» DIRECTION
Read the records below and copy each line that contains "Sultra".

## start EXTRACTED ENTRIES

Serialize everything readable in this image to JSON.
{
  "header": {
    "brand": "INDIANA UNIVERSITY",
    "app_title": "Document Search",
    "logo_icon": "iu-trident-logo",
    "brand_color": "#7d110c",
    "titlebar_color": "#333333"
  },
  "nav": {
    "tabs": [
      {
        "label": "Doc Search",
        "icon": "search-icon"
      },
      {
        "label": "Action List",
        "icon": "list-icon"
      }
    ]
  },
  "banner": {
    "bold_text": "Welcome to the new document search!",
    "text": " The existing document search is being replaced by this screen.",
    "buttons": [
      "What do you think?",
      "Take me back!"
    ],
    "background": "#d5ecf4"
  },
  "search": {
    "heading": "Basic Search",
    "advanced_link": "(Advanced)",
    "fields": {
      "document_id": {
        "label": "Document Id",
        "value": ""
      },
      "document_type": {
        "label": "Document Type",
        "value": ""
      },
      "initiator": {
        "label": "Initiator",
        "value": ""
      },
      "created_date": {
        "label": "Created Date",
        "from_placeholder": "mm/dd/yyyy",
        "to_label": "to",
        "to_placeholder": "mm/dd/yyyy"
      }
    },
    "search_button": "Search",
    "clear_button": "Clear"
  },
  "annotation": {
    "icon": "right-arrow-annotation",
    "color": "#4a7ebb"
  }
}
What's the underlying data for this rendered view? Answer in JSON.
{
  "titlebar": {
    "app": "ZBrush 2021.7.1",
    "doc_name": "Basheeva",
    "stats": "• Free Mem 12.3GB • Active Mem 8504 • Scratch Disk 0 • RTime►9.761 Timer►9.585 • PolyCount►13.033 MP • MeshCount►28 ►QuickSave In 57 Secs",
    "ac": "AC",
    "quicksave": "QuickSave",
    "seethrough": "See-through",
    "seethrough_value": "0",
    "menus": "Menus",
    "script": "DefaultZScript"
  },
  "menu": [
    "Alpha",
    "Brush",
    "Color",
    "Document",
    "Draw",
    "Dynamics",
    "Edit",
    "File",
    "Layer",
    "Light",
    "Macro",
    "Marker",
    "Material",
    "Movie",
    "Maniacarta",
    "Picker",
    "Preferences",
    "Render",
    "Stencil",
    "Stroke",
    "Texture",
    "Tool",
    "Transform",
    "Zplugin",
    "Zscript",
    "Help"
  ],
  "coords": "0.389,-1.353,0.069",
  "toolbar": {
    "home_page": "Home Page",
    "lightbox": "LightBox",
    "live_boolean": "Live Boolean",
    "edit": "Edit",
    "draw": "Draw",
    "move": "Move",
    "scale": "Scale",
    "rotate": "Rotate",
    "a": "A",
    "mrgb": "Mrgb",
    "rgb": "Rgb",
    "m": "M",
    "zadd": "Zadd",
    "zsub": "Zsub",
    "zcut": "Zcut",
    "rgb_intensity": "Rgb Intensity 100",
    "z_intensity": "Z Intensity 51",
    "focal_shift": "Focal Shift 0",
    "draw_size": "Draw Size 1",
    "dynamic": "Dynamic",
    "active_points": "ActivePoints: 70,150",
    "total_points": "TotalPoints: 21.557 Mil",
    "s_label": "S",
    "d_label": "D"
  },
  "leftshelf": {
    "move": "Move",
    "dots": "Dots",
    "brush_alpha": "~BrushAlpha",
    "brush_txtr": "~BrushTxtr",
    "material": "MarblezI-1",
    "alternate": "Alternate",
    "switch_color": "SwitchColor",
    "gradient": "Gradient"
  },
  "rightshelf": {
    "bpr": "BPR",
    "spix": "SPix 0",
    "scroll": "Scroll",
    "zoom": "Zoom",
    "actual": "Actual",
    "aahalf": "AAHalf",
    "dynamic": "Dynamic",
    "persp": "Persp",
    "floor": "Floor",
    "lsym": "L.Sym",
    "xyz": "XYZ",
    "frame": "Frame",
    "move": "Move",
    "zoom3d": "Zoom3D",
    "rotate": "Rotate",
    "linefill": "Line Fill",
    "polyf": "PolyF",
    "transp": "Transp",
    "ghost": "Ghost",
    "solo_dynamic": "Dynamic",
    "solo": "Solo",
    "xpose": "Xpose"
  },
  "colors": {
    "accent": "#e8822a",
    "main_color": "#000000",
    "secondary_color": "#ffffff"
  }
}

## end EXTRACTED ENTRIES
## start EXTRACTED ENTRIES

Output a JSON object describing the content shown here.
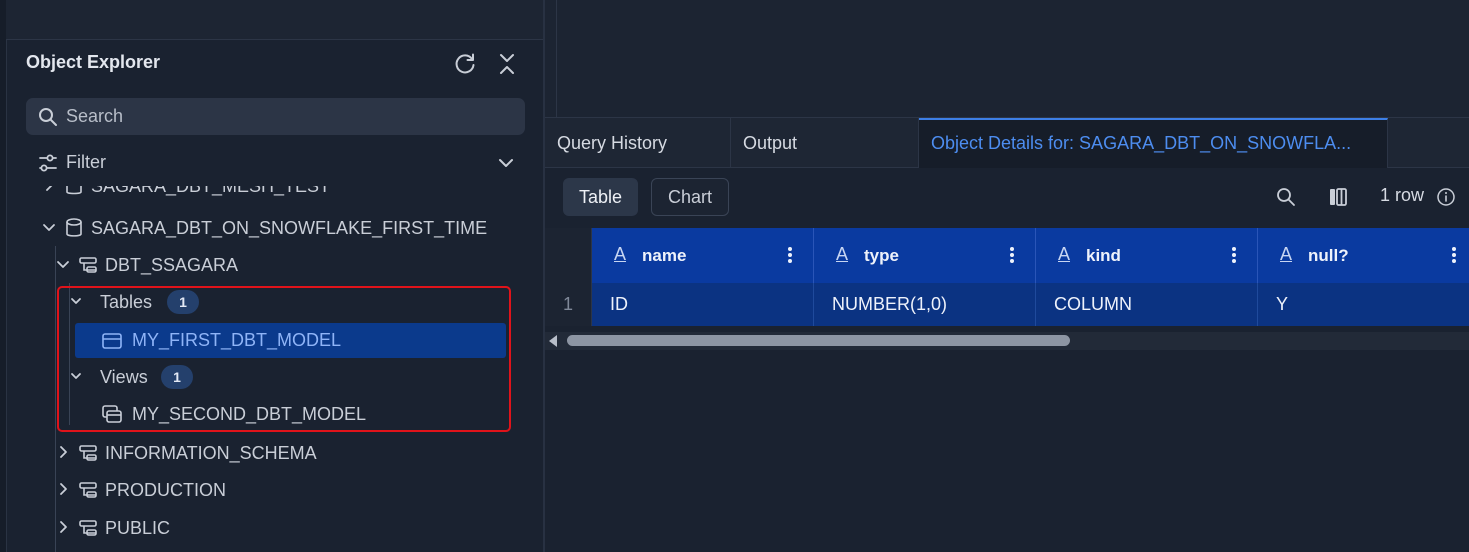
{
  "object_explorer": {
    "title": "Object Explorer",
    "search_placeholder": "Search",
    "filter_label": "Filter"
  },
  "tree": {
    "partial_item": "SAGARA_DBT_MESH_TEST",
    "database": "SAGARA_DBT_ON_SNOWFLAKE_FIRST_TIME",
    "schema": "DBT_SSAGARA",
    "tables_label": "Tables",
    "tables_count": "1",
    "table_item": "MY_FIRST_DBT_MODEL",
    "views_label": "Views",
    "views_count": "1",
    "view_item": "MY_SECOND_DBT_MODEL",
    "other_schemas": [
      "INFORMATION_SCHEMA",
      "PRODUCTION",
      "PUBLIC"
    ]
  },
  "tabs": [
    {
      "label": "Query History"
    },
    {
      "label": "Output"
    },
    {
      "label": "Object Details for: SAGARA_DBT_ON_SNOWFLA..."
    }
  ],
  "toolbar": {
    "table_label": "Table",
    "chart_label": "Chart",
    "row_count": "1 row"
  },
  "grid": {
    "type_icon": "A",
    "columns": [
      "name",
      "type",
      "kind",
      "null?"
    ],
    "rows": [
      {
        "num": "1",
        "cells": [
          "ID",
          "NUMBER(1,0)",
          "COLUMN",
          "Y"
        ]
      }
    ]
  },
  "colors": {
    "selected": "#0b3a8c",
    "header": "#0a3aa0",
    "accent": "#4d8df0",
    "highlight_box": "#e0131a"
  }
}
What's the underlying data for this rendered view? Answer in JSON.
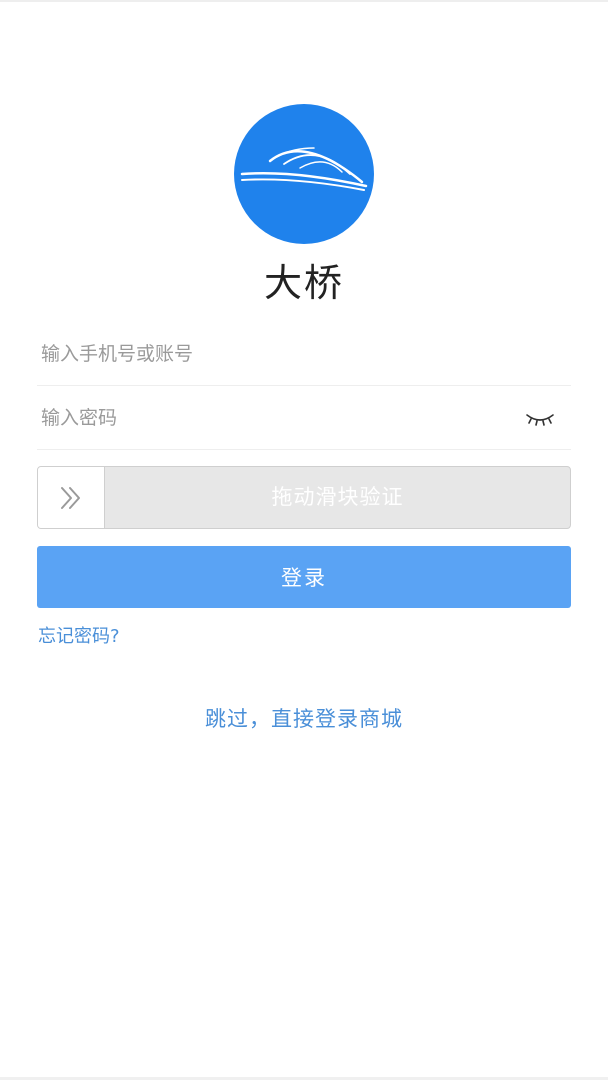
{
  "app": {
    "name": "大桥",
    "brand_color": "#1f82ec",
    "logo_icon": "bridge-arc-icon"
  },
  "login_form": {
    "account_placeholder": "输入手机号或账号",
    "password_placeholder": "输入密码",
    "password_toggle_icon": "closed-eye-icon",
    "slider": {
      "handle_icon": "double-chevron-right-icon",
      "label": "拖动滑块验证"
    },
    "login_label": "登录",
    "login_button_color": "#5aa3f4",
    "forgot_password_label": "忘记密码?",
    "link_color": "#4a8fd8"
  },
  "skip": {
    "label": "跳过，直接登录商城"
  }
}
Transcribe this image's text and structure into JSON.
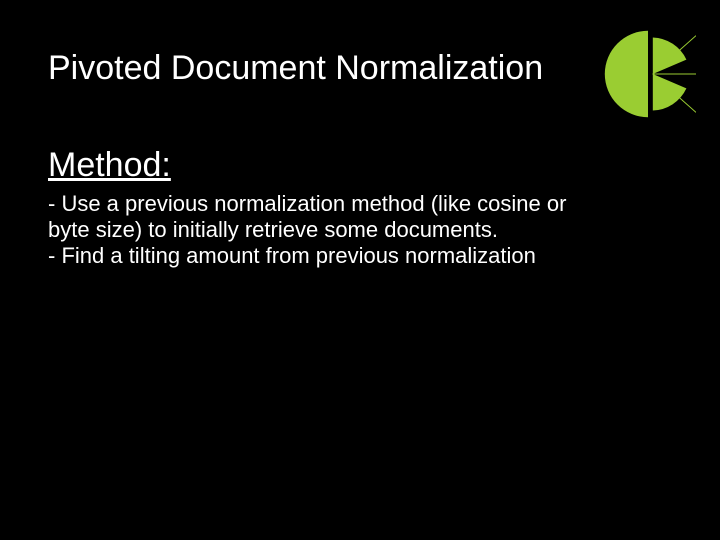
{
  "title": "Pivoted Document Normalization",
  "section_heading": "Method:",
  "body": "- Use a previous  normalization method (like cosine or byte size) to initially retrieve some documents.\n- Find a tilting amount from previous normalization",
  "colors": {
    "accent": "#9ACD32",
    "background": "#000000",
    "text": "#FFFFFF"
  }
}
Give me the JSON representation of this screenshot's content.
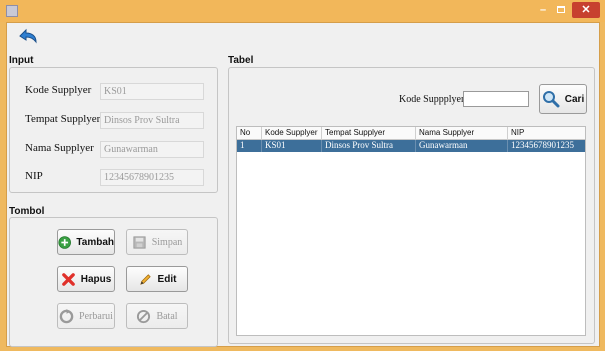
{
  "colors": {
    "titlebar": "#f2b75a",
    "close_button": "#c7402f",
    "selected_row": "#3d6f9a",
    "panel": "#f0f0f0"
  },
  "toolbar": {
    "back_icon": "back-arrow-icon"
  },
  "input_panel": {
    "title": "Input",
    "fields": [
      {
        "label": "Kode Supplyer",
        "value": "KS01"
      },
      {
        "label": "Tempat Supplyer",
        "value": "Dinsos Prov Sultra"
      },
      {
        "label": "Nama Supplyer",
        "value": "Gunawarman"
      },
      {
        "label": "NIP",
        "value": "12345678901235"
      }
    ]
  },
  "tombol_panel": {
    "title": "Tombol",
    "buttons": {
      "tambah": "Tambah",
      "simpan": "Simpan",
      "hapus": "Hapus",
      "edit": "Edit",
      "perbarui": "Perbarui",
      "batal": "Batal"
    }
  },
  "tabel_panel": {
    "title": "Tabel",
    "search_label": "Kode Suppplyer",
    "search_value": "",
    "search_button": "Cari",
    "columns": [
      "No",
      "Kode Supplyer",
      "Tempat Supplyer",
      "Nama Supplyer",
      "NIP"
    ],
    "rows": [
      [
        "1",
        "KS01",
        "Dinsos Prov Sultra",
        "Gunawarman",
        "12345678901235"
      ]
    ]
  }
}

## end EXTRACTED ENTRIES

» CORRECT OUTPUT
        "value": "Dinsos Prov Sultra"
        "Dinsos Prov Sultra",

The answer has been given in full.